TASK INSTRUCTIONS >>
Write out all of the records precisely. Skip anything that is a picture.

Entries from a dataset >>
-- START --

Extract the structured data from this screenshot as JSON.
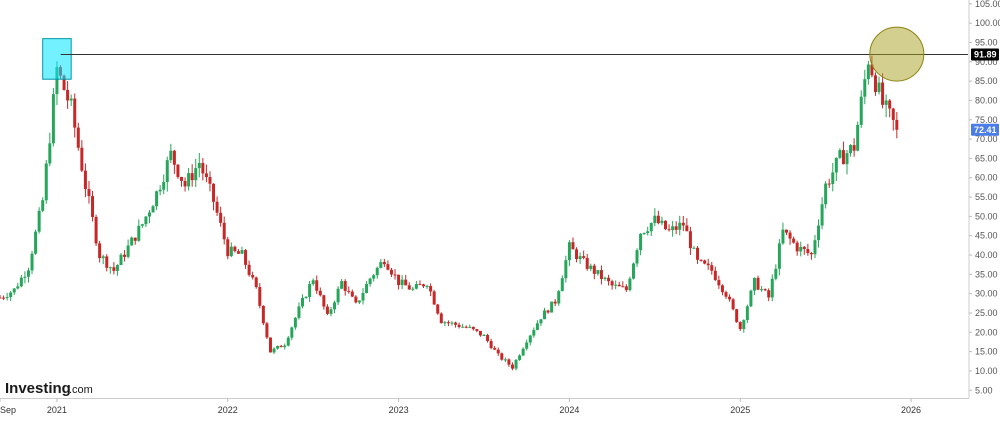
{
  "logo": {
    "main": "Investing",
    "suffix": ".com"
  },
  "chart_data": {
    "type": "candlestick",
    "title": "",
    "xlabel": "",
    "ylabel": "",
    "ylim": [
      3,
      106
    ],
    "grid": false,
    "x_tick_labels": [
      "Sep",
      "2021",
      "2022",
      "2023",
      "2024",
      "2025",
      "2026"
    ],
    "y_tick_labels": [
      "5.00",
      "10.00",
      "15.00",
      "20.00",
      "25.00",
      "30.00",
      "35.00",
      "40.00",
      "45.00",
      "50.00",
      "55.00",
      "60.00",
      "65.00",
      "70.00",
      "75.00",
      "80.00",
      "85.00",
      "90.00",
      "95.00",
      "100.00",
      "105.00"
    ],
    "y_ticks": [
      5,
      10,
      15,
      20,
      25,
      30,
      35,
      40,
      45,
      50,
      55,
      60,
      65,
      70,
      75,
      80,
      85,
      90,
      95,
      100,
      105
    ],
    "x_ticks": [
      "2020-09",
      "2021-01",
      "2022-01",
      "2023-01",
      "2024-01",
      "2025-01",
      "2026-01"
    ],
    "x_range": [
      "2020-09",
      "2026-05"
    ],
    "colors": {
      "up": "#26a65b",
      "down": "#c62828",
      "reference_line": "#333333"
    },
    "horizontal_line": {
      "value": 91.89,
      "label": "91.89",
      "label_bg": "#000000",
      "label_color": "#ffffff"
    },
    "last_price": {
      "value": 72.41,
      "label": "72.41",
      "label_bg": "#4a7de8",
      "label_color": "#ffffff"
    },
    "highlight_box": {
      "from": "2020-12",
      "to": "2021-02",
      "ylim": [
        85.5,
        96
      ],
      "color": "#00e5ff"
    },
    "highlight_circle": {
      "at": "2025-12",
      "value": 92,
      "color": "#a8a020"
    },
    "series": [
      {
        "type": "ohlc-trend",
        "points": [
          [
            "2020-09",
            29
          ],
          [
            "2020-10",
            31
          ],
          [
            "2020-11",
            37
          ],
          [
            "2020-12",
            54
          ],
          [
            "2021-01",
            88
          ],
          [
            "2021-02",
            78
          ],
          [
            "2021-03",
            58
          ],
          [
            "2021-04",
            40
          ],
          [
            "2021-05",
            36
          ],
          [
            "2021-06",
            42
          ],
          [
            "2021-07",
            48
          ],
          [
            "2021-08",
            56
          ],
          [
            "2021-09",
            66
          ],
          [
            "2021-10",
            58
          ],
          [
            "2021-11",
            64
          ],
          [
            "2021-12",
            54
          ],
          [
            "2022-01",
            41
          ],
          [
            "2022-02",
            40
          ],
          [
            "2022-03",
            31
          ],
          [
            "2022-04",
            15
          ],
          [
            "2022-05",
            17
          ],
          [
            "2022-06",
            26
          ],
          [
            "2022-07",
            34
          ],
          [
            "2022-08",
            24
          ],
          [
            "2022-09",
            33
          ],
          [
            "2022-10",
            27
          ],
          [
            "2022-11",
            34
          ],
          [
            "2022-12",
            39
          ],
          [
            "2023-01",
            33
          ],
          [
            "2023-02",
            31
          ],
          [
            "2023-03",
            33
          ],
          [
            "2023-04",
            23
          ],
          [
            "2023-05",
            22
          ],
          [
            "2023-06",
            21
          ],
          [
            "2023-07",
            19
          ],
          [
            "2023-08",
            14
          ],
          [
            "2023-09",
            11
          ],
          [
            "2023-10",
            18
          ],
          [
            "2023-11",
            24
          ],
          [
            "2023-12",
            28
          ],
          [
            "2024-01",
            42
          ],
          [
            "2024-02",
            38
          ],
          [
            "2024-03",
            35
          ],
          [
            "2024-04",
            32
          ],
          [
            "2024-05",
            31
          ],
          [
            "2024-06",
            46
          ],
          [
            "2024-07",
            49
          ],
          [
            "2024-08",
            46
          ],
          [
            "2024-09",
            48
          ],
          [
            "2024-10",
            38
          ],
          [
            "2024-11",
            36
          ],
          [
            "2024-12",
            30
          ],
          [
            "2025-01",
            21
          ],
          [
            "2025-02",
            33
          ],
          [
            "2025-03",
            29
          ],
          [
            "2025-04",
            46
          ],
          [
            "2025-05",
            42
          ],
          [
            "2025-06",
            40
          ],
          [
            "2025-07",
            58
          ],
          [
            "2025-08",
            65
          ],
          [
            "2025-09",
            68
          ],
          [
            "2025-10",
            91
          ],
          [
            "2025-11",
            79
          ],
          [
            "2025-12",
            72.41
          ]
        ]
      }
    ]
  }
}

-- END --

TASK SOLUTION >>
Extract the structured data from this screenshot as JSON.
{
  "logo": {
    "main": "Investing",
    "suffix": ".com"
  },
  "chart_data": {
    "type": "candlestick",
    "title": "",
    "xlabel": "",
    "ylabel": "",
    "ylim": [
      3,
      106
    ],
    "grid": false,
    "x_tick_labels": [
      "Sep",
      "2021",
      "2022",
      "2023",
      "2024",
      "2025",
      "2026"
    ],
    "y_tick_labels": [
      "5.00",
      "10.00",
      "15.00",
      "20.00",
      "25.00",
      "30.00",
      "35.00",
      "40.00",
      "45.00",
      "50.00",
      "55.00",
      "60.00",
      "65.00",
      "70.00",
      "75.00",
      "80.00",
      "85.00",
      "90.00",
      "95.00",
      "100.00",
      "105.00"
    ],
    "y_ticks": [
      5,
      10,
      15,
      20,
      25,
      30,
      35,
      40,
      45,
      50,
      55,
      60,
      65,
      70,
      75,
      80,
      85,
      90,
      95,
      100,
      105
    ],
    "x_ticks": [
      "2020-09",
      "2021-01",
      "2022-01",
      "2023-01",
      "2024-01",
      "2025-01",
      "2026-01"
    ],
    "x_range": [
      "2020-09",
      "2026-05"
    ],
    "colors": {
      "up": "#26a65b",
      "down": "#c62828",
      "reference_line": "#333333"
    },
    "horizontal_line": {
      "value": 91.89,
      "label": "91.89",
      "label_bg": "#000000",
      "label_color": "#ffffff"
    },
    "last_price": {
      "value": 72.41,
      "label": "72.41",
      "label_bg": "#4a7de8",
      "label_color": "#ffffff"
    },
    "highlight_box": {
      "from": "2020-12",
      "to": "2021-02",
      "ylim": [
        85.5,
        96
      ],
      "color": "#00e5ff"
    },
    "highlight_circle": {
      "at": "2025-12",
      "value": 92,
      "color": "#a8a020"
    },
    "series": [
      {
        "type": "ohlc-trend",
        "points": [
          [
            "2020-09",
            29
          ],
          [
            "2020-10",
            31
          ],
          [
            "2020-11",
            37
          ],
          [
            "2020-12",
            54
          ],
          [
            "2021-01",
            88
          ],
          [
            "2021-02",
            78
          ],
          [
            "2021-03",
            58
          ],
          [
            "2021-04",
            40
          ],
          [
            "2021-05",
            36
          ],
          [
            "2021-06",
            42
          ],
          [
            "2021-07",
            48
          ],
          [
            "2021-08",
            56
          ],
          [
            "2021-09",
            66
          ],
          [
            "2021-10",
            58
          ],
          [
            "2021-11",
            64
          ],
          [
            "2021-12",
            54
          ],
          [
            "2022-01",
            41
          ],
          [
            "2022-02",
            40
          ],
          [
            "2022-03",
            31
          ],
          [
            "2022-04",
            15
          ],
          [
            "2022-05",
            17
          ],
          [
            "2022-06",
            26
          ],
          [
            "2022-07",
            34
          ],
          [
            "2022-08",
            24
          ],
          [
            "2022-09",
            33
          ],
          [
            "2022-10",
            27
          ],
          [
            "2022-11",
            34
          ],
          [
            "2022-12",
            39
          ],
          [
            "2023-01",
            33
          ],
          [
            "2023-02",
            31
          ],
          [
            "2023-03",
            33
          ],
          [
            "2023-04",
            23
          ],
          [
            "2023-05",
            22
          ],
          [
            "2023-06",
            21
          ],
          [
            "2023-07",
            19
          ],
          [
            "2023-08",
            14
          ],
          [
            "2023-09",
            11
          ],
          [
            "2023-10",
            18
          ],
          [
            "2023-11",
            24
          ],
          [
            "2023-12",
            28
          ],
          [
            "2024-01",
            42
          ],
          [
            "2024-02",
            38
          ],
          [
            "2024-03",
            35
          ],
          [
            "2024-04",
            32
          ],
          [
            "2024-05",
            31
          ],
          [
            "2024-06",
            46
          ],
          [
            "2024-07",
            49
          ],
          [
            "2024-08",
            46
          ],
          [
            "2024-09",
            48
          ],
          [
            "2024-10",
            38
          ],
          [
            "2024-11",
            36
          ],
          [
            "2024-12",
            30
          ],
          [
            "2025-01",
            21
          ],
          [
            "2025-02",
            33
          ],
          [
            "2025-03",
            29
          ],
          [
            "2025-04",
            46
          ],
          [
            "2025-05",
            42
          ],
          [
            "2025-06",
            40
          ],
          [
            "2025-07",
            58
          ],
          [
            "2025-08",
            65
          ],
          [
            "2025-09",
            68
          ],
          [
            "2025-10",
            91
          ],
          [
            "2025-11",
            79
          ],
          [
            "2025-12",
            72.41
          ]
        ]
      }
    ]
  }
}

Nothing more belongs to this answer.